=== WORK TO COMPLETE ===
Copy only the lines from the one containing "What's the underlying" through the final line of the records below, exactly as written, with no pictures.
--- START EXERCISE MATERIAL ---
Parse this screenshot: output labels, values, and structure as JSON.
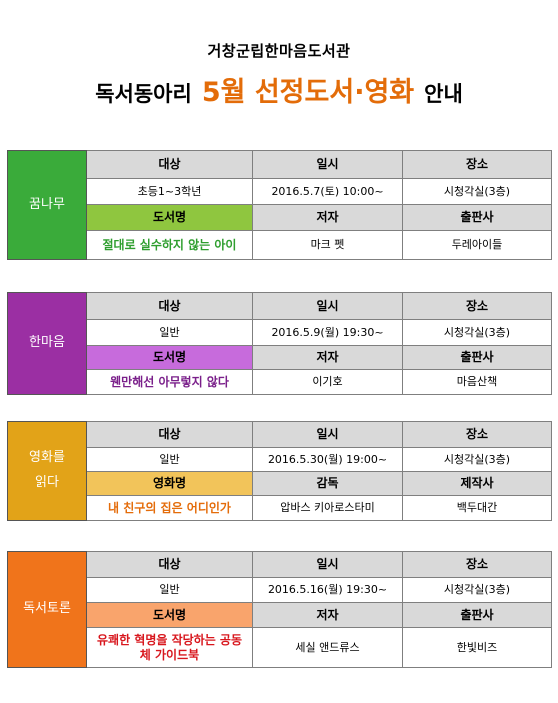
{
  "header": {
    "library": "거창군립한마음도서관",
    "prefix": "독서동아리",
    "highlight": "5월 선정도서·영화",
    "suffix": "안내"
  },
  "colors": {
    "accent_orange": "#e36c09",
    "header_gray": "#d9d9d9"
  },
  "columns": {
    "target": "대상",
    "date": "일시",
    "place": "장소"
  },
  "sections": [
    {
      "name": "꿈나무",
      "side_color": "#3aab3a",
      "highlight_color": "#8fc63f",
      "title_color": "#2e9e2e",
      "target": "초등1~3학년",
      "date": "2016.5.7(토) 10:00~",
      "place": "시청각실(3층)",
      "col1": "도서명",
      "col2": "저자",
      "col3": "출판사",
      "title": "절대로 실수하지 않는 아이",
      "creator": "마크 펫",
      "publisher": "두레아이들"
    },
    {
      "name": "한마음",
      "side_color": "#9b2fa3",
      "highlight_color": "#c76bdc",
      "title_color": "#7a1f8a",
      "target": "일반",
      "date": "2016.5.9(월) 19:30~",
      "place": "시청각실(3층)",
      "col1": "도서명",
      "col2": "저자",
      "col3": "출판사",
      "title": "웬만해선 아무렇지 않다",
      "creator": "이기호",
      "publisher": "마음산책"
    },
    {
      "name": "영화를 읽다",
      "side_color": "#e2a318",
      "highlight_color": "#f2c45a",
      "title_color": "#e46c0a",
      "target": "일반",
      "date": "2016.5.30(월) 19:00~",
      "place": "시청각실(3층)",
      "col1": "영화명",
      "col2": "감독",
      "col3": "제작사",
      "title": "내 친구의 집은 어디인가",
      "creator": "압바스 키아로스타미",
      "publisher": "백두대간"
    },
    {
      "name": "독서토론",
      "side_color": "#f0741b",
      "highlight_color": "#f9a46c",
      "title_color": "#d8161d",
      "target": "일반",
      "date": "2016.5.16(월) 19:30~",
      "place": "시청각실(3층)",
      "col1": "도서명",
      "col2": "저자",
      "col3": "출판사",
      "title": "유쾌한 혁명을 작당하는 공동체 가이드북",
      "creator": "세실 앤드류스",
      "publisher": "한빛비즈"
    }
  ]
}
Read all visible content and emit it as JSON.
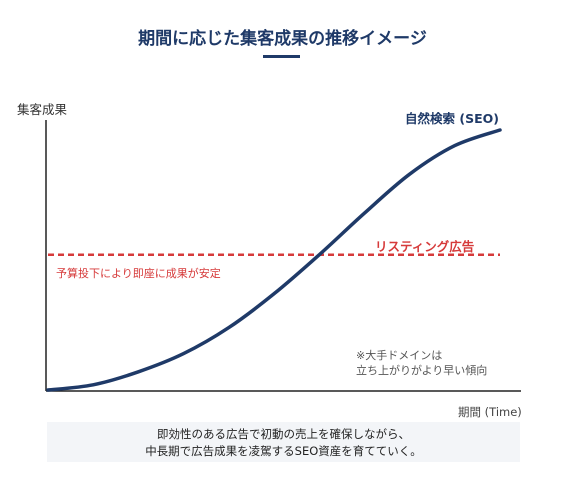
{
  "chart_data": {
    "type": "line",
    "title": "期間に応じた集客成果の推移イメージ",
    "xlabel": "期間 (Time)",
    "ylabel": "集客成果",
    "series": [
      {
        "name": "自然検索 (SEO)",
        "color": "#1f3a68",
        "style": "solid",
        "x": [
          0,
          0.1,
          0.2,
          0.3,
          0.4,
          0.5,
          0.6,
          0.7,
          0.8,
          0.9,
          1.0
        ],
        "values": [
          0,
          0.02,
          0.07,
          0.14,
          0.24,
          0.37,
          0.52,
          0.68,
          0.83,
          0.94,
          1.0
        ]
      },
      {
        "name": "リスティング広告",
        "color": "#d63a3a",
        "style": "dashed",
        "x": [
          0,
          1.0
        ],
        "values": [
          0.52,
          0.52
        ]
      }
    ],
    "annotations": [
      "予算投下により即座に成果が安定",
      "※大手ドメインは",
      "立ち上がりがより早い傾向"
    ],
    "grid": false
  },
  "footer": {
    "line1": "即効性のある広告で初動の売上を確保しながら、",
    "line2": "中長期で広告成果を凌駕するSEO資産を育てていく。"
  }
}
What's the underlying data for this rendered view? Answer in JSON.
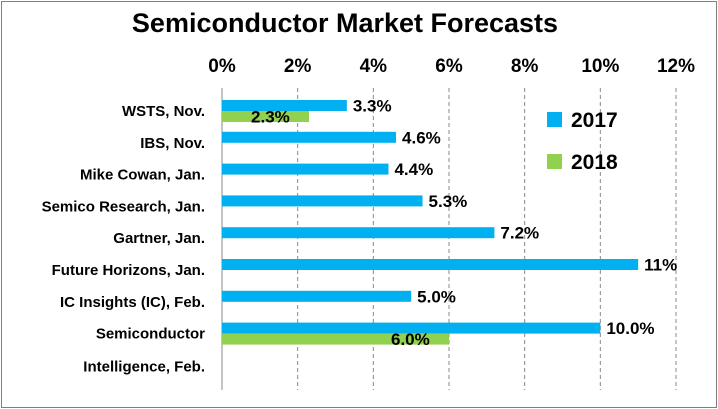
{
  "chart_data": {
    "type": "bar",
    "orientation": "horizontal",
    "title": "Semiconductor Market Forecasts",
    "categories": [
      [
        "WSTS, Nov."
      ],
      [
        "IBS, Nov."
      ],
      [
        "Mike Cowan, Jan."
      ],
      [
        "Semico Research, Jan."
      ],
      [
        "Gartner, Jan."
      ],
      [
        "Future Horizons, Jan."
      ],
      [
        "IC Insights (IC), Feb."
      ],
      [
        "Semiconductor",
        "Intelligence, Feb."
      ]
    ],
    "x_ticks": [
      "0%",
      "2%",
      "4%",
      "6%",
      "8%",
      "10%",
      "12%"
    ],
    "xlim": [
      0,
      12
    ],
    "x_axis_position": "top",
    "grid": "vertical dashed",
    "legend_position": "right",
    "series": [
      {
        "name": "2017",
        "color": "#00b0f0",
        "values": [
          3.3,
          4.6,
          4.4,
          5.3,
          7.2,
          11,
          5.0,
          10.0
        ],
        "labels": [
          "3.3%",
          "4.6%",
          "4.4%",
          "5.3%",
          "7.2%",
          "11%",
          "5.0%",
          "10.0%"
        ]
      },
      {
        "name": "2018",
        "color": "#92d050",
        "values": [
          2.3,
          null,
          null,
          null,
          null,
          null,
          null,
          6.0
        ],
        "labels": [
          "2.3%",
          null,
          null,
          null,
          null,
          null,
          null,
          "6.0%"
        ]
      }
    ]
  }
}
--- END EXERCISE MATERIAL ---
=== THE SOLUTION ===
What's the underlying data for this rendered view? Answer in JSON.
{
  "chart_data": {
    "type": "bar",
    "orientation": "horizontal",
    "title": "Semiconductor Market Forecasts",
    "categories": [
      [
        "WSTS, Nov."
      ],
      [
        "IBS, Nov."
      ],
      [
        "Mike Cowan, Jan."
      ],
      [
        "Semico Research, Jan."
      ],
      [
        "Gartner, Jan."
      ],
      [
        "Future Horizons, Jan."
      ],
      [
        "IC Insights (IC), Feb."
      ],
      [
        "Semiconductor",
        "Intelligence, Feb."
      ]
    ],
    "x_ticks": [
      "0%",
      "2%",
      "4%",
      "6%",
      "8%",
      "10%",
      "12%"
    ],
    "xlim": [
      0,
      12
    ],
    "x_axis_position": "top",
    "grid": "vertical dashed",
    "legend_position": "right",
    "series": [
      {
        "name": "2017",
        "color": "#00b0f0",
        "values": [
          3.3,
          4.6,
          4.4,
          5.3,
          7.2,
          11,
          5.0,
          10.0
        ],
        "labels": [
          "3.3%",
          "4.6%",
          "4.4%",
          "5.3%",
          "7.2%",
          "11%",
          "5.0%",
          "10.0%"
        ]
      },
      {
        "name": "2018",
        "color": "#92d050",
        "values": [
          2.3,
          null,
          null,
          null,
          null,
          null,
          null,
          6.0
        ],
        "labels": [
          "2.3%",
          null,
          null,
          null,
          null,
          null,
          null,
          "6.0%"
        ]
      }
    ]
  }
}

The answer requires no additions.